### Exercise prompt
Look through the records below, and copy out every line that holds the string "JSON".

### Data provided
○ ○ ○

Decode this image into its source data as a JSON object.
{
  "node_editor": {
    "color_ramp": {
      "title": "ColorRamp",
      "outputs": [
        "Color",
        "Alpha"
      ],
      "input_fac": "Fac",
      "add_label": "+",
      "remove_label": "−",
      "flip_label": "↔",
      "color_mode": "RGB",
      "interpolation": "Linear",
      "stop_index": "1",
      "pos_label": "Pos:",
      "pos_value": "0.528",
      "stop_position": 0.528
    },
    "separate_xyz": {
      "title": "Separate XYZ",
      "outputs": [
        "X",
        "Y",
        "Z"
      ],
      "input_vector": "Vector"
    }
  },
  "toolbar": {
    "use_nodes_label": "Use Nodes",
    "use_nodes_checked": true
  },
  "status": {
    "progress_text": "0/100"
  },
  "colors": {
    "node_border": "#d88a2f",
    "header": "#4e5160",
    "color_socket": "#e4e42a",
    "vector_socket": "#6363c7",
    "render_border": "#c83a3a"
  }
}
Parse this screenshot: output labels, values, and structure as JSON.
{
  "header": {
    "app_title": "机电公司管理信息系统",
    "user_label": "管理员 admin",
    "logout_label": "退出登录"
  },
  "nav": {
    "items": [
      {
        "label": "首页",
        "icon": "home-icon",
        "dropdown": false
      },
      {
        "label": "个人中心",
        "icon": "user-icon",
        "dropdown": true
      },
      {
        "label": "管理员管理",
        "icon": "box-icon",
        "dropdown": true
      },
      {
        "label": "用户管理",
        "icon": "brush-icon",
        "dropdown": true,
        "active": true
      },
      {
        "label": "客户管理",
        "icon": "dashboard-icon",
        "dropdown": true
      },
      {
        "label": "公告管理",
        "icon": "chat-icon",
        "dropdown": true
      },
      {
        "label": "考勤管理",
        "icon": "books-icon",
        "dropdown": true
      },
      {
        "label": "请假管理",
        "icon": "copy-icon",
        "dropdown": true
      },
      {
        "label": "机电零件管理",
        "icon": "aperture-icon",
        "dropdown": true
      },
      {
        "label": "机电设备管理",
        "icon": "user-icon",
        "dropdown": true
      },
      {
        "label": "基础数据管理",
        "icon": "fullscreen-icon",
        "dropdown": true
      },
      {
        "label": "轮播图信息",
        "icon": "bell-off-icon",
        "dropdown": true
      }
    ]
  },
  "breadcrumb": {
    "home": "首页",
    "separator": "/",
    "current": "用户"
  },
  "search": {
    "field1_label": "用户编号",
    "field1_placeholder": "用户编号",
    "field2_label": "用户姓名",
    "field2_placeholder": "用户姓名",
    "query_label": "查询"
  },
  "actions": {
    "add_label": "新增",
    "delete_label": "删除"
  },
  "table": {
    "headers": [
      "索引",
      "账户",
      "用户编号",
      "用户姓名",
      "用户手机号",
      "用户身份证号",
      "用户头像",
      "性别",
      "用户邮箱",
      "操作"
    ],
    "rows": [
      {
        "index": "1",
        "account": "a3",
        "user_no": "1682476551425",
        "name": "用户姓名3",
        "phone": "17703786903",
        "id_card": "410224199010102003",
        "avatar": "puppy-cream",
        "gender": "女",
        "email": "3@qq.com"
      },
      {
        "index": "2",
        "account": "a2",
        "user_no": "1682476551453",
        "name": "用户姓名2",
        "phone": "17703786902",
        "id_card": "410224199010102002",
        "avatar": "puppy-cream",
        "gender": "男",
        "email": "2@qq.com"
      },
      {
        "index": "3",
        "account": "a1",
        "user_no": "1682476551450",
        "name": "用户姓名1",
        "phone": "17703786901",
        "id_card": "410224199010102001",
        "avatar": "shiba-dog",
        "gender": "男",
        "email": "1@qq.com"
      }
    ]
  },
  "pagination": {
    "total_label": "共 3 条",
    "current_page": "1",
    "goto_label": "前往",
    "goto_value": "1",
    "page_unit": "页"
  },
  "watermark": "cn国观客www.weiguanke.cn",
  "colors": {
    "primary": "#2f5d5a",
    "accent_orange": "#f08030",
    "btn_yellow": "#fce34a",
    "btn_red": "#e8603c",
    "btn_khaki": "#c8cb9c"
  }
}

○ ○ ○

### Expected answer
Decode this image into its source data as a JSON object.
Parse this screenshot: output labels, values, and structure as JSON.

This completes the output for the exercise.